Work instructions
For this exercise, copy out each line of the material below that includes "erzeugen".

Data excerpts
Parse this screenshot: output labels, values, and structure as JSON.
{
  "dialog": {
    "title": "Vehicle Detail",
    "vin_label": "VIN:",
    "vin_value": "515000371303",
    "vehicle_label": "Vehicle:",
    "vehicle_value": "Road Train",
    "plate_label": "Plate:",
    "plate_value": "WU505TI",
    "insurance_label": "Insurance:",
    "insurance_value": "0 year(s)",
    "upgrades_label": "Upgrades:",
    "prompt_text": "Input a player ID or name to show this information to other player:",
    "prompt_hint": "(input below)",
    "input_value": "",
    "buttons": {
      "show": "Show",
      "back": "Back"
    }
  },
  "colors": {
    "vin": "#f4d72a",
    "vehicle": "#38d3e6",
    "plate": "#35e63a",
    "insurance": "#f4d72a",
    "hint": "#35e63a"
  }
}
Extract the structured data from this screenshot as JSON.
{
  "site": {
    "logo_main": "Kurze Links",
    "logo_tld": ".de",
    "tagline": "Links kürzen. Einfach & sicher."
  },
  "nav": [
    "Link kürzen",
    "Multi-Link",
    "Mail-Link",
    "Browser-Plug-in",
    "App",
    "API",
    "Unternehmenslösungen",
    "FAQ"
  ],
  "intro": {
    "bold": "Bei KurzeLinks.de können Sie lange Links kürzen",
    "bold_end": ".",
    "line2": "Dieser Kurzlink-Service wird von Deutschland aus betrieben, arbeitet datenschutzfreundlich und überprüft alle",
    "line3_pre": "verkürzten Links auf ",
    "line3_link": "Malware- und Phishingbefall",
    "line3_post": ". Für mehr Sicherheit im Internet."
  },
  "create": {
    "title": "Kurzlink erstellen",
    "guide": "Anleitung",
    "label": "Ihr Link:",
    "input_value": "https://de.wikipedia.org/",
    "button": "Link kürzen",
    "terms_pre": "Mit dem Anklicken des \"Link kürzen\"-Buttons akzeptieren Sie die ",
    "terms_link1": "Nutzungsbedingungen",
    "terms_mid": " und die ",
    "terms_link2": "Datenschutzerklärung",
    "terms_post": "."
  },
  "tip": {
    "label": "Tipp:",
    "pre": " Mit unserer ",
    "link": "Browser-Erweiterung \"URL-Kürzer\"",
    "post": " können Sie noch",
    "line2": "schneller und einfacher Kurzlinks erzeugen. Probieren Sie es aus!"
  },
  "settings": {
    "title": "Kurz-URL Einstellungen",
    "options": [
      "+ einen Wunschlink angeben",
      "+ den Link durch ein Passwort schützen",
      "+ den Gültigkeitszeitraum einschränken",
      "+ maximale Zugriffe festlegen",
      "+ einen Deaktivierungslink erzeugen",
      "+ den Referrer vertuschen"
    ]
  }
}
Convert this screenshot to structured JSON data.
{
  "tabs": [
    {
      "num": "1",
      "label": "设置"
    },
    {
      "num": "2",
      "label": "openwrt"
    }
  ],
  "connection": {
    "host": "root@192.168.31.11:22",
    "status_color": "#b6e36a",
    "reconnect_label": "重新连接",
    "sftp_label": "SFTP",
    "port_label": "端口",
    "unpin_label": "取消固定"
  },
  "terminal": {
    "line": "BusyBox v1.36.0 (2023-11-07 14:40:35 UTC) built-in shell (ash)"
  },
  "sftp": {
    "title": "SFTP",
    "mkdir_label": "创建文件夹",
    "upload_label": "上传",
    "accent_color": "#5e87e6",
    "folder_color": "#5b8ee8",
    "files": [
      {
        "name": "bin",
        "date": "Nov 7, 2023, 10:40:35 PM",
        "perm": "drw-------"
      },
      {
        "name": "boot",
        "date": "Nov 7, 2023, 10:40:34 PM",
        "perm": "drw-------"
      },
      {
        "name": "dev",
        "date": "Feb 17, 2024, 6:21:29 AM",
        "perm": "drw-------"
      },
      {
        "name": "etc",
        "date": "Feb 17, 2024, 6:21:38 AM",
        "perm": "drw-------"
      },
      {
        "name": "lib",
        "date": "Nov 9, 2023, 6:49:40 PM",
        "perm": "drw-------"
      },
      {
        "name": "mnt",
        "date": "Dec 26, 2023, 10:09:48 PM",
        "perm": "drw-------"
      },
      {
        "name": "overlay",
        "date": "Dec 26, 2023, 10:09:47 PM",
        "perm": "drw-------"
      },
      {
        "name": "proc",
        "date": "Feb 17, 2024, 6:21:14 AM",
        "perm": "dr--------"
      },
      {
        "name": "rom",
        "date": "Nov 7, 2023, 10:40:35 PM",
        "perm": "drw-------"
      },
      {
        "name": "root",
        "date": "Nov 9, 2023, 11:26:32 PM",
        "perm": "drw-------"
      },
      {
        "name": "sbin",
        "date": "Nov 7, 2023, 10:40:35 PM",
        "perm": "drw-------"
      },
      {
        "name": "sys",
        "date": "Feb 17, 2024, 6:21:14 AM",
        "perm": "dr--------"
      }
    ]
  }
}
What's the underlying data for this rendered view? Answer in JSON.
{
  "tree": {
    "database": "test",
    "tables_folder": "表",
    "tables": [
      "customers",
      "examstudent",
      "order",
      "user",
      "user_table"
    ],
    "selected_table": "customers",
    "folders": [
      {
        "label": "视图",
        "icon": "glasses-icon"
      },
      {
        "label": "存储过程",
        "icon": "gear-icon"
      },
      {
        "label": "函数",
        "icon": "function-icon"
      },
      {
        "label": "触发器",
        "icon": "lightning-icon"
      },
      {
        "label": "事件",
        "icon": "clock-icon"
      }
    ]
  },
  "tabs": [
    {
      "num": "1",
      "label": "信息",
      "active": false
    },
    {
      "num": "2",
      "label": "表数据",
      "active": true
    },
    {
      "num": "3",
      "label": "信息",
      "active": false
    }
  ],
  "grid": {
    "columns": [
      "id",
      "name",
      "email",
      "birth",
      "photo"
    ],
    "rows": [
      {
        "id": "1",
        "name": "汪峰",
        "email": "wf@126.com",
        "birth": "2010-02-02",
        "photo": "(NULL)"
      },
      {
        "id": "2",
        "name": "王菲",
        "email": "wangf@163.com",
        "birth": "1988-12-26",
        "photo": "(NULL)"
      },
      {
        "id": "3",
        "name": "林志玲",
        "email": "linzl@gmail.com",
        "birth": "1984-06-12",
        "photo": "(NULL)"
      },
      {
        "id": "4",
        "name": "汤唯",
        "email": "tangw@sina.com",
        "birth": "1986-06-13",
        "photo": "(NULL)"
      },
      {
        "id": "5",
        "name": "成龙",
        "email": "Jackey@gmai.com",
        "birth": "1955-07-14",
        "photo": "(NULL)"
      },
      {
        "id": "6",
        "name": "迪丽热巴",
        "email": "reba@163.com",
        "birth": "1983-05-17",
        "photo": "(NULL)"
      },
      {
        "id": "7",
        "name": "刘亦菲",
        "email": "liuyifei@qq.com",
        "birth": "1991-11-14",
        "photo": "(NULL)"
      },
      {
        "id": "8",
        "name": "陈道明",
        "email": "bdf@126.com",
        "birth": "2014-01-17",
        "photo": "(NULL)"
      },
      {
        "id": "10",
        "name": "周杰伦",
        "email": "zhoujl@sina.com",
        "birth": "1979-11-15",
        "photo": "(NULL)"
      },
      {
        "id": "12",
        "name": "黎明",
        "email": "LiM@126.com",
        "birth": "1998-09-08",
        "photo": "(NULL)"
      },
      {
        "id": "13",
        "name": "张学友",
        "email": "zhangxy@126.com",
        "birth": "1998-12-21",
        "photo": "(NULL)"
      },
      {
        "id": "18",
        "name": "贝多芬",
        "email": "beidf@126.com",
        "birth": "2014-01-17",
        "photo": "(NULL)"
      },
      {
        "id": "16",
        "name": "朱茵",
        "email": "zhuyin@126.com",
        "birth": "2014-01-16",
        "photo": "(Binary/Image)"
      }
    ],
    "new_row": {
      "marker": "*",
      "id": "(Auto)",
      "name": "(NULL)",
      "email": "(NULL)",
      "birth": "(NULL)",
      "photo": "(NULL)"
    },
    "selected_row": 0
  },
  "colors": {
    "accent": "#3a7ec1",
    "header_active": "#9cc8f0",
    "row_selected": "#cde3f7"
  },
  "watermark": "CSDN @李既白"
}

The result
    "line2": "schneller und einfacher Kurzlinks erzeugen. Probieren Sie es aus!"
      "+ einen Deaktivierungslink erzeugen",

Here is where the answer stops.